* DESCRIPTION OF THE TASK
Copy out the lines of the records below without any change, beginning at the line containing "black-stone (316, 335, 337, 356)" and ending after the line containing "row-label: 7 (13, 383, 35, 397)".

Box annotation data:

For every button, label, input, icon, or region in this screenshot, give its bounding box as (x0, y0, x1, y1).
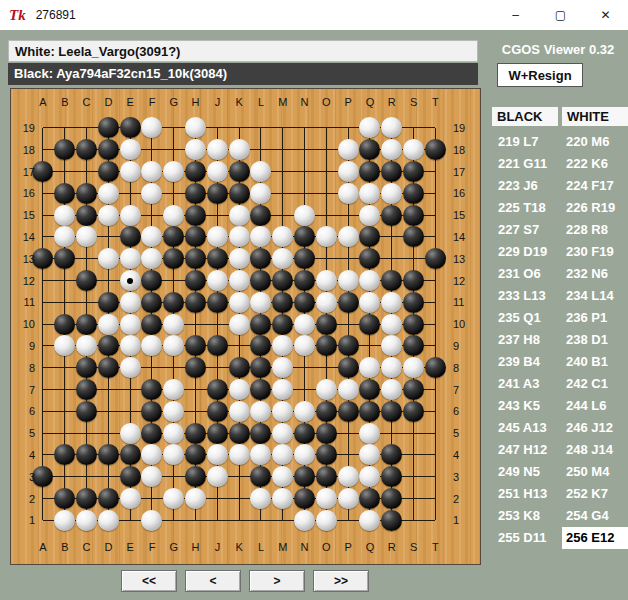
black-stone (316, 335, 337, 356)
intersection-E7 (119, 379, 141, 401)
black-move[interactable]: 251 H13 (498, 483, 547, 505)
intersection-M13 (272, 248, 294, 270)
black-move[interactable]: 221 G11 (498, 153, 547, 175)
minimize-button[interactable]: – (493, 0, 538, 30)
black-move[interactable]: 255 D11 (498, 527, 546, 549)
intersection-G1 (163, 509, 185, 531)
intersection-D1 (97, 509, 119, 531)
white-stone (338, 270, 359, 291)
white-move[interactable]: 250 M4 (562, 461, 628, 483)
black-stone (207, 183, 228, 204)
intersection-C1 (76, 509, 98, 531)
intersection-F19 (141, 117, 163, 139)
close-button[interactable]: ✕ (583, 0, 628, 30)
intersection-Q19 (359, 117, 381, 139)
intersection-L5 (250, 422, 272, 444)
white-stone (250, 292, 271, 313)
move-list-row: 229 D19230 F19 (490, 241, 628, 263)
intersection-Q12 (359, 270, 381, 292)
white-stone (76, 510, 97, 531)
white-stone (250, 401, 271, 422)
intersection-M17 (272, 161, 294, 183)
intersection-T9 (424, 335, 446, 357)
intersection-N15 (294, 204, 316, 226)
white-move[interactable]: 226 R19 (562, 197, 628, 219)
black-stone (185, 444, 206, 465)
intersection-R9 (381, 335, 403, 357)
white-stone (229, 379, 250, 400)
black-stone (54, 488, 75, 509)
row-label: 18 (453, 143, 475, 157)
intersection-N9 (294, 335, 316, 357)
intersection-J16 (206, 182, 228, 204)
white-stone (316, 292, 337, 313)
white-move[interactable]: 240 B1 (562, 351, 628, 373)
column-label: A (35, 541, 51, 553)
black-stone (76, 444, 97, 465)
row-label: 7 (13, 383, 35, 397)
intersection-G2 (163, 488, 185, 510)
intersection-Q7 (359, 379, 381, 401)
intersection-K3 (228, 466, 250, 488)
black-stone (207, 401, 228, 422)
white-stone (272, 401, 293, 422)
black-move[interactable]: 233 L13 (498, 285, 546, 307)
intersection-H18 (185, 139, 207, 161)
intersection-B4 (54, 444, 76, 466)
intersection-T8 (424, 357, 446, 379)
white-stone (207, 444, 228, 465)
black-move[interactable]: 225 T18 (498, 197, 546, 219)
back-button[interactable]: < (185, 570, 241, 592)
intersection-B17 (54, 161, 76, 183)
white-move[interactable]: 234 L14 (562, 285, 628, 307)
intersection-Q2 (359, 488, 381, 510)
column-label: C (79, 541, 95, 553)
intersection-P14 (337, 226, 359, 248)
column-label: S (406, 96, 422, 108)
white-move[interactable]: 230 F19 (562, 241, 628, 263)
intersection-K19 (228, 117, 250, 139)
intersection-J1 (206, 509, 228, 531)
intersection-Q5 (359, 422, 381, 444)
black-stone (294, 248, 315, 269)
intersection-T6 (424, 400, 446, 422)
black-stone (316, 423, 337, 444)
black-stone (359, 139, 380, 160)
intersection-D13 (97, 248, 119, 270)
intersection-P12 (337, 270, 359, 292)
intersection-M4 (272, 444, 294, 466)
intersection-E9 (119, 335, 141, 357)
white-stone (316, 510, 337, 531)
intersection-J6 (206, 400, 228, 422)
intersection-T3 (424, 466, 446, 488)
black-stone (250, 205, 271, 226)
white-move[interactable]: 232 N6 (562, 263, 628, 285)
intersection-B14 (54, 226, 76, 248)
move-list-header-white: WHITE (562, 107, 628, 126)
white-move[interactable]: 238 D1 (562, 329, 628, 351)
white-stone (381, 379, 402, 400)
intersection-S17 (403, 161, 425, 183)
move-list-row: 253 K8254 G4 (490, 505, 628, 527)
white-stone (207, 466, 228, 487)
black-move[interactable]: 239 B4 (498, 351, 540, 373)
white-stone (229, 444, 250, 465)
intersection-K18 (228, 139, 250, 161)
intersection-A13 (32, 248, 54, 270)
intersection-R16 (381, 182, 403, 204)
intersection-P17 (337, 161, 359, 183)
intersection-P13 (337, 248, 359, 270)
black-stone (98, 357, 119, 378)
intersection-N1 (294, 509, 316, 531)
intersection-R8 (381, 357, 403, 379)
intersection-J13 (206, 248, 228, 270)
intersection-K6 (228, 400, 250, 422)
white-stone (120, 357, 141, 378)
intersection-E11 (119, 291, 141, 313)
row-label: 18 (13, 143, 35, 157)
row-label: 1 (13, 513, 35, 527)
white-stone (120, 488, 141, 509)
white-stone (141, 444, 162, 465)
intersection-F18 (141, 139, 163, 161)
black-stone (54, 139, 75, 160)
intersection-H16 (185, 182, 207, 204)
black-stone (250, 314, 271, 335)
intersection-G16 (163, 182, 185, 204)
black-stone (381, 488, 402, 509)
row-label: 13 (13, 252, 35, 266)
column-label: N (297, 541, 313, 553)
column-label: J (209, 541, 225, 553)
intersection-E12 (119, 270, 141, 292)
intersection-P9 (337, 335, 359, 357)
intersection-S15 (403, 204, 425, 226)
black-move[interactable]: 229 D19 (498, 241, 547, 263)
white-move[interactable]: 244 L6 (562, 395, 628, 417)
black-move[interactable]: 241 A3 (498, 373, 539, 395)
column-label: O (318, 96, 334, 108)
intersection-L15 (250, 204, 272, 226)
black-stone (163, 226, 184, 247)
column-label: P (340, 541, 356, 553)
black-stone (338, 357, 359, 378)
row-label: 12 (13, 274, 35, 288)
black-stone (98, 161, 119, 182)
row-label: 14 (13, 230, 35, 244)
white-stone (98, 510, 119, 531)
intersection-M10 (272, 313, 294, 335)
intersection-D2 (97, 488, 119, 510)
black-stone (76, 270, 97, 291)
black-stone (229, 423, 250, 444)
white-stone (250, 488, 271, 509)
white-stone (229, 292, 250, 313)
intersection-G5 (163, 422, 185, 444)
white-stone (381, 335, 402, 356)
intersection-P7 (337, 379, 359, 401)
white-stone (338, 183, 359, 204)
black-move[interactable]: 245 A13 (498, 417, 547, 439)
intersection-G7 (163, 379, 185, 401)
black-stone (381, 510, 402, 531)
black-stone (338, 292, 359, 313)
fast-forward-button[interactable]: >> (313, 570, 369, 592)
intersection-K10 (228, 313, 250, 335)
white-move[interactable]: 236 P1 (562, 307, 628, 329)
column-label: R (384, 96, 400, 108)
black-move[interactable]: 235 Q1 (498, 307, 541, 329)
white-move[interactable]: 248 J14 (562, 439, 628, 461)
row-label: 15 (453, 208, 475, 222)
intersection-H6 (185, 400, 207, 422)
intersection-A18 (32, 139, 54, 161)
intersection-K17 (228, 161, 250, 183)
black-move[interactable]: 219 L7 (498, 131, 538, 153)
intersection-F2 (141, 488, 163, 510)
intersection-T16 (424, 182, 446, 204)
white-stone (359, 117, 380, 138)
column-label: C (79, 96, 95, 108)
white-stone (98, 248, 119, 269)
intersection-K7 (228, 379, 250, 401)
intersection-R15 (381, 204, 403, 226)
column-label: L (253, 541, 269, 553)
intersection-M12 (272, 270, 294, 292)
intersection-D11 (97, 291, 119, 313)
black-stone (403, 270, 424, 291)
intersection-A4 (32, 444, 54, 466)
intersection-M15 (272, 204, 294, 226)
black-move[interactable]: 231 O6 (498, 263, 541, 285)
intersection-F5 (141, 422, 163, 444)
black-stone (163, 292, 184, 313)
black-stone (54, 183, 75, 204)
intersection-B12 (54, 270, 76, 292)
intersection-C5 (76, 422, 98, 444)
intersection-D19 (97, 117, 119, 139)
column-label: D (100, 541, 116, 553)
intersection-L11 (250, 291, 272, 313)
intersection-M18 (272, 139, 294, 161)
black-stone (294, 466, 315, 487)
white-move[interactable]: 228 R8 (562, 219, 628, 241)
intersection-O7 (315, 379, 337, 401)
intersection-A16 (32, 182, 54, 204)
white-stone (272, 444, 293, 465)
black-stone (294, 423, 315, 444)
white-stone (141, 510, 162, 531)
white-stone (229, 314, 250, 335)
black-move[interactable]: 227 S7 (498, 219, 539, 241)
white-stone (207, 226, 228, 247)
intersection-K2 (228, 488, 250, 510)
white-stone (316, 488, 337, 509)
column-label: B (57, 96, 73, 108)
intersection-R3 (381, 466, 403, 488)
intersection-T12 (424, 270, 446, 292)
intersection-G12 (163, 270, 185, 292)
intersection-F1 (141, 509, 163, 531)
intersection-N8 (294, 357, 316, 379)
white-stone (185, 488, 206, 509)
intersection-D12 (97, 270, 119, 292)
black-stone (185, 248, 206, 269)
intersection-Q17 (359, 161, 381, 183)
black-move[interactable]: 223 J6 (498, 175, 538, 197)
intersection-H4 (185, 444, 207, 466)
white-move[interactable]: 224 F17 (562, 175, 628, 197)
rewind-button[interactable]: << (121, 570, 177, 592)
black-stone (229, 183, 250, 204)
black-stone (76, 314, 97, 335)
black-stone (185, 205, 206, 226)
black-stone (425, 139, 446, 160)
white-stone (185, 117, 206, 138)
white-stone (163, 401, 184, 422)
white-stone (359, 423, 380, 444)
intersection-B9 (54, 335, 76, 357)
white-stone (54, 226, 75, 247)
intersection-F9 (141, 335, 163, 357)
white-move[interactable]: 220 M6 (562, 131, 628, 153)
black-stone (294, 488, 315, 509)
intersection-R14 (381, 226, 403, 248)
white-move[interactable]: 254 G4 (562, 505, 628, 527)
intersection-T5 (424, 422, 446, 444)
white-stone (229, 270, 250, 291)
intersection-G4 (163, 444, 185, 466)
white-move[interactable]: 242 C1 (562, 373, 628, 395)
black-stone (359, 161, 380, 182)
intersection-R11 (381, 291, 403, 313)
intersection-G9 (163, 335, 185, 357)
move-list-row: 241 A3242 C1 (490, 373, 628, 395)
game-result-button[interactable]: W+Resign (497, 63, 583, 87)
intersection-Q9 (359, 335, 381, 357)
intersection-E15 (119, 204, 141, 226)
intersection-K12 (228, 270, 250, 292)
intersection-R2 (381, 488, 403, 510)
column-label: F (144, 541, 160, 553)
black-stone (207, 292, 228, 313)
intersection-B10 (54, 313, 76, 335)
go-board: AABBCCDDEEFFGGHHJJKKLLMMNNOOPPQQRRSSTT19… (10, 88, 481, 565)
white-move[interactable]: 246 J12 (562, 417, 628, 439)
intersection-D10 (97, 313, 119, 335)
white-stone (250, 161, 271, 182)
intersection-O13 (315, 248, 337, 270)
intersection-R19 (381, 117, 403, 139)
row-label: 5 (13, 426, 35, 440)
white-stone (120, 335, 141, 356)
intersection-P10 (337, 313, 359, 335)
intersection-J18 (206, 139, 228, 161)
intersection-M9 (272, 335, 294, 357)
intersection-F14 (141, 226, 163, 248)
intersection-F11 (141, 291, 163, 313)
intersection-J15 (206, 204, 228, 226)
black-stone (141, 314, 162, 335)
intersection-M14 (272, 226, 294, 248)
move-list-row: 235 Q1236 P1 (490, 307, 628, 329)
intersection-T19 (424, 117, 446, 139)
intersection-L9 (250, 335, 272, 357)
black-move[interactable]: 253 K8 (498, 505, 540, 527)
maximize-button[interactable]: ▢ (538, 0, 583, 30)
black-stone (98, 488, 119, 509)
intersection-P1 (337, 509, 359, 531)
white-stone (338, 379, 359, 400)
intersection-A5 (32, 422, 54, 444)
intersection-T15 (424, 204, 446, 226)
intersection-M1 (272, 509, 294, 531)
move-list-row: 233 L13234 L14 (490, 285, 628, 307)
intersection-S13 (403, 248, 425, 270)
intersection-G13 (163, 248, 185, 270)
black-stone (381, 161, 402, 182)
intersection-F17 (141, 161, 163, 183)
black-stone (141, 423, 162, 444)
white-player-bar: White: Leela_Vargo(3091?) (8, 40, 478, 62)
intersection-R1 (381, 509, 403, 531)
intersection-D4 (97, 444, 119, 466)
intersection-H10 (185, 313, 207, 335)
intersection-H15 (185, 204, 207, 226)
white-stone (163, 205, 184, 226)
column-label: B (57, 541, 73, 553)
white-stone (141, 226, 162, 247)
intersection-B5 (54, 422, 76, 444)
intersection-B15 (54, 204, 76, 226)
intersection-R17 (381, 161, 403, 183)
white-stone (272, 379, 293, 400)
black-stone (98, 444, 119, 465)
intersection-R12 (381, 270, 403, 292)
white-stone (120, 292, 141, 313)
black-move[interactable]: 237 H8 (498, 329, 540, 351)
intersection-J14 (206, 226, 228, 248)
intersection-B6 (54, 400, 76, 422)
white-stone (272, 357, 293, 378)
intersection-S12 (403, 270, 425, 292)
white-stone (163, 335, 184, 356)
forward-button[interactable]: > (249, 570, 305, 592)
intersection-R6 (381, 400, 403, 422)
black-move[interactable]: 249 N5 (498, 461, 540, 483)
white-stone (338, 139, 359, 160)
intersection-H8 (185, 357, 207, 379)
white-stone (294, 314, 315, 335)
intersection-K1 (228, 509, 250, 531)
column-label: H (188, 541, 204, 553)
white-move[interactable]: 252 K7 (562, 483, 628, 505)
white-stone (381, 357, 402, 378)
black-stone (98, 117, 119, 138)
intersection-T10 (424, 313, 446, 335)
white-stone (316, 226, 337, 247)
column-label: H (188, 96, 204, 108)
black-move[interactable]: 243 K5 (498, 395, 540, 417)
black-move[interactable]: 247 H12 (498, 439, 547, 461)
intersection-K4 (228, 444, 250, 466)
intersection-H5 (185, 422, 207, 444)
white-move-current[interactable]: 256 E12 (562, 527, 628, 549)
white-move[interactable]: 222 K6 (562, 153, 628, 175)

* TASK SOLUTION
black-stone (316, 335, 337, 356)
intersection-E7 (119, 379, 141, 401)
black-move[interactable]: 251 H13 (498, 483, 547, 505)
intersection-M13 (272, 248, 294, 270)
black-move[interactable]: 221 G11 (498, 153, 547, 175)
minimize-button[interactable]: – (493, 0, 538, 30)
black-move[interactable]: 255 D11 (498, 527, 546, 549)
intersection-G1 (163, 509, 185, 531)
intersection-D1 (97, 509, 119, 531)
white-stone (338, 270, 359, 291)
white-move[interactable]: 250 M4 (562, 461, 628, 483)
black-stone (207, 183, 228, 204)
intersection-C1 (76, 509, 98, 531)
intersection-F19 (141, 117, 163, 139)
close-button[interactable]: ✕ (583, 0, 628, 30)
intersection-Q19 (359, 117, 381, 139)
intersection-L5 (250, 422, 272, 444)
white-stone (250, 292, 271, 313)
move-list-row: 229 D19230 F19 (490, 241, 628, 263)
intersection-Q12 (359, 270, 381, 292)
white-stone (76, 510, 97, 531)
white-stone (250, 401, 271, 422)
intersection-M17 (272, 161, 294, 183)
intersection-T9 (424, 335, 446, 357)
intersection-N15 (294, 204, 316, 226)
white-move[interactable]: 226 R19 (562, 197, 628, 219)
black-stone (185, 444, 206, 465)
intersection-R9 (381, 335, 403, 357)
white-stone (229, 379, 250, 400)
black-stone (54, 488, 75, 509)
row-label: 18 (453, 143, 475, 157)
intersection-N9 (294, 335, 316, 357)
intersection-J16 (206, 182, 228, 204)
white-stone (316, 292, 337, 313)
white-move[interactable]: 240 B1 (562, 351, 628, 373)
column-label: A (35, 541, 51, 553)
black-stone (76, 444, 97, 465)
row-label: 7 (13, 383, 35, 397)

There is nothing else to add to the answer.